[The request]:
Extract every entry word for word.

[Task material]:

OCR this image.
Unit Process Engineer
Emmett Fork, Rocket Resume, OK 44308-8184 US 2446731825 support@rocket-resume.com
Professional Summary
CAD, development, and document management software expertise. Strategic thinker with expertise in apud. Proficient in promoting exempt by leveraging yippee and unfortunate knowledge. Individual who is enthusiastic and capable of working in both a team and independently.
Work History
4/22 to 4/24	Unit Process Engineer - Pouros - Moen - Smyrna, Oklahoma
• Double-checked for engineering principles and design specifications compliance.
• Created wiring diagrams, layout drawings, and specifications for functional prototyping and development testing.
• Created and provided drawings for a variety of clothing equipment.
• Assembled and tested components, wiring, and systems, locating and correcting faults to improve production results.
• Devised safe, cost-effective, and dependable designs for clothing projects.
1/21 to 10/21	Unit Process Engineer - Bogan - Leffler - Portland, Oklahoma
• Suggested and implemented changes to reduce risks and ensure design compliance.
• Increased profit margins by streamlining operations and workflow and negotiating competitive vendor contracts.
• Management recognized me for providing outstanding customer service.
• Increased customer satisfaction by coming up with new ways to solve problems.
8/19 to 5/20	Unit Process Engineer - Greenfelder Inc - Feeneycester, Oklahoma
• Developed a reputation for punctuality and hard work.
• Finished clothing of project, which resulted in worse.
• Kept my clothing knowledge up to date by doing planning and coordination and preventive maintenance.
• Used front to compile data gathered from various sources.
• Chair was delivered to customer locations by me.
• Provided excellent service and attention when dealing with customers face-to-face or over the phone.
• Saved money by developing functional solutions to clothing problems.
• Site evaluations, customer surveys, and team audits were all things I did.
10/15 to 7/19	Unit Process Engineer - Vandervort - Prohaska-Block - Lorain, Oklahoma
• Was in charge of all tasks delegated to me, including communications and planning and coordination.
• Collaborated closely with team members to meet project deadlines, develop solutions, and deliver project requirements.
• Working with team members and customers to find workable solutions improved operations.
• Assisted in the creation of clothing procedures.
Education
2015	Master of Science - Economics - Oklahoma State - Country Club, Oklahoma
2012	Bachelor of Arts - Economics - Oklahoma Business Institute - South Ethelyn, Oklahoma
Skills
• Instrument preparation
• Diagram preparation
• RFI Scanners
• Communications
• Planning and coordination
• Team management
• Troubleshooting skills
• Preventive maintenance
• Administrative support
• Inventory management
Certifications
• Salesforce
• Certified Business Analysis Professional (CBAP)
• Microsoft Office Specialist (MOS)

[Solution to this exercise]:
OCR this image.
Unit Process Engineer
Emmett Fork, Rocket Resume, OK 44308-8184 US 2446731825 support@rocket-resume.com
Professional Summary
CAD, development, and document management software expertise. Strategic thinker with expertise in apud. Proficient in promoting exempt by leveraging yippee and unfortunate knowledge. Individual who is enthusiastic and capable of working in both a team and independently.
Work History
4/22 to 4/24	Unit Process Engineer - Pouros - Moen - Smyrna, Oklahoma
• Double-checked for engineering principles and design specifications compliance.
• Created wiring diagrams, layout drawings, and specifications for functional prototyping and development testing.
• Created and provided drawings for a variety of clothing equipment.
• Assembled and tested components, wiring, and systems, locating and correcting faults to improve production results.
• Devised safe, cost-effective, and dependable designs for clothing projects.
1/21 to 10/21	Unit Process Engineer - Bogan - Leffler - Portland, Oklahoma
• Suggested and implemented changes to reduce risks and ensure design compliance.
• Increased profit margins by streamlining operations and workflow and negotiating competitive vendor contracts.
• Management recognized me for providing outstanding customer service.
• Increased customer satisfaction by coming up with new ways to solve problems.
8/19 to 5/20	Unit Process Engineer - Greenfelder Inc - Feeneycester, Oklahoma
• Developed a reputation for punctuality and hard work.
• Finished clothing of project, which resulted in worse.
• Kept my clothing knowledge up to date by doing planning and coordination and preventive maintenance.
• Used front to compile data gathered from various sources.
• Chair was delivered to customer locations by me.
• Provided excellent service and attention when dealing with customers face-to-face or over the phone.
• Saved money by developing functional solutions to clothing problems.
• Site evaluations, customer surveys, and team audits were all things I did.
10/15 to 7/19	Unit Process Engineer - Vandervort - Prohaska-Block - Lorain, Oklahoma
• Was in charge of all tasks delegated to me, including communications and planning and coordination.
• Collaborated closely with team members to meet project deadlines, develop solutions, and deliver project requirements.
• Working with team members and customers to find workable solutions improved operations.
• Assisted in the creation of clothing procedures.
Education
2015	Master of Science - Economics - Oklahoma State - Country Club, Oklahoma
2012	Bachelor of Arts - Economics - Oklahoma Business Institute - South Ethelyn, Oklahoma
Skills
• Instrument preparation
• Diagram preparation
• RFI Scanners
• Communications
• Planning and coordination
• Team management
• Troubleshooting skills
• Preventive maintenance
• Administrative support
• Inventory management
Certifications
• Salesforce
• Certified Business Analysis Professional (CBAP)
• Microsoft Office Specialist (MOS)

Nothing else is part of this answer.